▶ To do:
Starting at the line below that contains "What's the underlying", print each line through the end of the records exactly as it appears.

###

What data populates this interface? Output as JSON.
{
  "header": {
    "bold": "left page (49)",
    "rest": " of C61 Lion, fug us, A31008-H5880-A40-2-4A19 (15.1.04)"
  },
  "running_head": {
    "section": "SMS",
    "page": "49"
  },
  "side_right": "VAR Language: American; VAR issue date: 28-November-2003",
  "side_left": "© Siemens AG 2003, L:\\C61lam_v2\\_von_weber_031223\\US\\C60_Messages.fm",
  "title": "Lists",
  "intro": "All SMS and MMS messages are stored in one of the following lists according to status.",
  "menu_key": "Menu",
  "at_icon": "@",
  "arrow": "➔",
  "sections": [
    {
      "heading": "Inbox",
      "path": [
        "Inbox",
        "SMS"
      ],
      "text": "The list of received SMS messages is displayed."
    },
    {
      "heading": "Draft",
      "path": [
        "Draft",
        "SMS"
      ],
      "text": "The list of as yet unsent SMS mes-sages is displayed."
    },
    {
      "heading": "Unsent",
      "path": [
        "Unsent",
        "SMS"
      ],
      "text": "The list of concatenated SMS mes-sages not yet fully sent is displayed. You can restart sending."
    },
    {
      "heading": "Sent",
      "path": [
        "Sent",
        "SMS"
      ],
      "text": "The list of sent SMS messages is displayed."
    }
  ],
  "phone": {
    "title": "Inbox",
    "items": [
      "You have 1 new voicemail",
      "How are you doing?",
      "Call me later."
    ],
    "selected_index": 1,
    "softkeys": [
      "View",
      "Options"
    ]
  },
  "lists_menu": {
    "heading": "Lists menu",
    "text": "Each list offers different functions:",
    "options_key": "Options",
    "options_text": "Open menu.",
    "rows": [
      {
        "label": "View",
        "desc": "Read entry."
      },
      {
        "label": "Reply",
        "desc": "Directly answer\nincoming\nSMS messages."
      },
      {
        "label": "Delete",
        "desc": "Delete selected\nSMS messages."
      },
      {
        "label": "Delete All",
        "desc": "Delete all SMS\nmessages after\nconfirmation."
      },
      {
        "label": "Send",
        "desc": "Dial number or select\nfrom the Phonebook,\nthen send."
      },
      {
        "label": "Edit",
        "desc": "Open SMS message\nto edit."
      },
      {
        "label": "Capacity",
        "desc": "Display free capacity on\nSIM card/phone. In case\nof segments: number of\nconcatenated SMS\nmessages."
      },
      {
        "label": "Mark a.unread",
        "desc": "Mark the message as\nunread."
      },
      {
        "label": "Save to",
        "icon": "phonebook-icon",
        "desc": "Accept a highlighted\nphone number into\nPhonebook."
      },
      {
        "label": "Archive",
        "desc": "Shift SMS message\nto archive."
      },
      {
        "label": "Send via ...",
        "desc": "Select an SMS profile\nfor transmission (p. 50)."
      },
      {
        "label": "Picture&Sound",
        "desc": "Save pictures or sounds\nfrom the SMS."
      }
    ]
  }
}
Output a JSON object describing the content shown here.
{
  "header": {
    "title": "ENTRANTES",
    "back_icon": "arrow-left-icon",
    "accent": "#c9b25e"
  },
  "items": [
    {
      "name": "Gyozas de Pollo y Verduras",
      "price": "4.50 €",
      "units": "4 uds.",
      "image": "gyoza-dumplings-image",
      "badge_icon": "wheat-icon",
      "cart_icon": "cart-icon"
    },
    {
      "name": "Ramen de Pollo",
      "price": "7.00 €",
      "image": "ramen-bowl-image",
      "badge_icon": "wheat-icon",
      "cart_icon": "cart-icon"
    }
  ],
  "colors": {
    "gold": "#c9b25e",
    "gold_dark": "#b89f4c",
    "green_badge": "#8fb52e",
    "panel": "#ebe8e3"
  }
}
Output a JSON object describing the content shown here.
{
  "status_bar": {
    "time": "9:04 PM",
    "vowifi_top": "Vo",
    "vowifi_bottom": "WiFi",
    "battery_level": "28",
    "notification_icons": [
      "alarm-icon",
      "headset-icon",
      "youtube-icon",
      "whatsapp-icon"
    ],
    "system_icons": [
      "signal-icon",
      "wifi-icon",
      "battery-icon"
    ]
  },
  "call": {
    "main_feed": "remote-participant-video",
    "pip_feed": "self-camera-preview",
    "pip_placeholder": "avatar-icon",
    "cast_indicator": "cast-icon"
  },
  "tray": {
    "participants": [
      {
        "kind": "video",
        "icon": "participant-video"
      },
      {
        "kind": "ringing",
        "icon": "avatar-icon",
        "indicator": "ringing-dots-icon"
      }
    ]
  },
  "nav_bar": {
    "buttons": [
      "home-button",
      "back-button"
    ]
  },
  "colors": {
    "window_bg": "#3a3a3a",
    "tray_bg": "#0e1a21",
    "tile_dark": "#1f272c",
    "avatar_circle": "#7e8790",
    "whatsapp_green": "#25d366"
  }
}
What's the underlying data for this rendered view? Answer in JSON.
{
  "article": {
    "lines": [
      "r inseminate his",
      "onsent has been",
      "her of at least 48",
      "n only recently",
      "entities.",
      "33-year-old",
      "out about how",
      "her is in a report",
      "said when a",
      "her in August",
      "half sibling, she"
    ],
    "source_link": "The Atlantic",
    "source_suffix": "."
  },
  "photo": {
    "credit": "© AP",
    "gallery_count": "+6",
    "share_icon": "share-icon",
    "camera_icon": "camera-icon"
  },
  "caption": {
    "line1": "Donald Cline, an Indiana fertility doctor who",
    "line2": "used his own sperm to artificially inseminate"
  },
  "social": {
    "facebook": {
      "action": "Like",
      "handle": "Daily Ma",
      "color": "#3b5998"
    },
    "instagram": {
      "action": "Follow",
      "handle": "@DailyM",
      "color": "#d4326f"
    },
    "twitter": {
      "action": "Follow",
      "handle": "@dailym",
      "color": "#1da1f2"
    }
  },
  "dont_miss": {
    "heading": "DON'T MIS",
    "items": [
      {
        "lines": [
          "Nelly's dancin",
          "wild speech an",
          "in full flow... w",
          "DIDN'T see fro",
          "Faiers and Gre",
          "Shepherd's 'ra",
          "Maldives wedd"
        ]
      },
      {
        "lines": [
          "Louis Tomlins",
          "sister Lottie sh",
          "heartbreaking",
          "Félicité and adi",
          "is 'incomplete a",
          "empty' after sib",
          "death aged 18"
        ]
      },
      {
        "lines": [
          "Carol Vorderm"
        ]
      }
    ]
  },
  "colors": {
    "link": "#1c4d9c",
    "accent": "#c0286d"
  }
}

###

▶ The reply:
What's the underlying data for this rendered view? Answer in JSON.
{
  "article": {
    "lines": [
      "r inseminate his",
      "onsent has been",
      "her of at least 48",
      "n only recently",
      "entities.",
      "33-year-old",
      "out about how",
      "her is in a report",
      "said when a",
      "her in August",
      "half sibling, she"
    ],
    "source_link": "The Atlantic",
    "source_suffix": "."
  },
  "photo": {
    "credit": "© AP",
    "gallery_count": "+6",
    "share_icon": "share-icon",
    "camera_icon": "camera-icon"
  },
  "caption": {
    "line1": "Donald Cline, an Indiana fertility doctor who",
    "line2": "used his own sperm to artificially inseminate"
  },
  "social": {
    "facebook": {
      "action": "Like",
      "handle": "Daily Ma",
      "color": "#3b5998"
    },
    "instagram": {
      "action": "Follow",
      "handle": "@DailyM",
      "color": "#d4326f"
    },
    "twitter": {
      "action": "Follow",
      "handle": "@dailym",
      "color": "#1da1f2"
    }
  },
  "dont_miss": {
    "heading": "DON'T MIS",
    "items": [
      {
        "lines": [
          "Nelly's dancin",
          "wild speech an",
          "in full flow... w",
          "DIDN'T see fro",
          "Faiers and Gre",
          "Shepherd's 'ra",
          "Maldives wedd"
        ]
      },
      {
        "lines": [
          "Louis Tomlins",
          "sister Lottie sh",
          "heartbreaking",
          "Félicité and adi",
          "is 'incomplete a",
          "empty' after sib",
          "death aged 18"
        ]
      },
      {
        "lines": [
          "Carol Vorderm"
        ]
      }
    ]
  },
  "colors": {
    "link": "#1c4d9c",
    "accent": "#c0286d"
  }
}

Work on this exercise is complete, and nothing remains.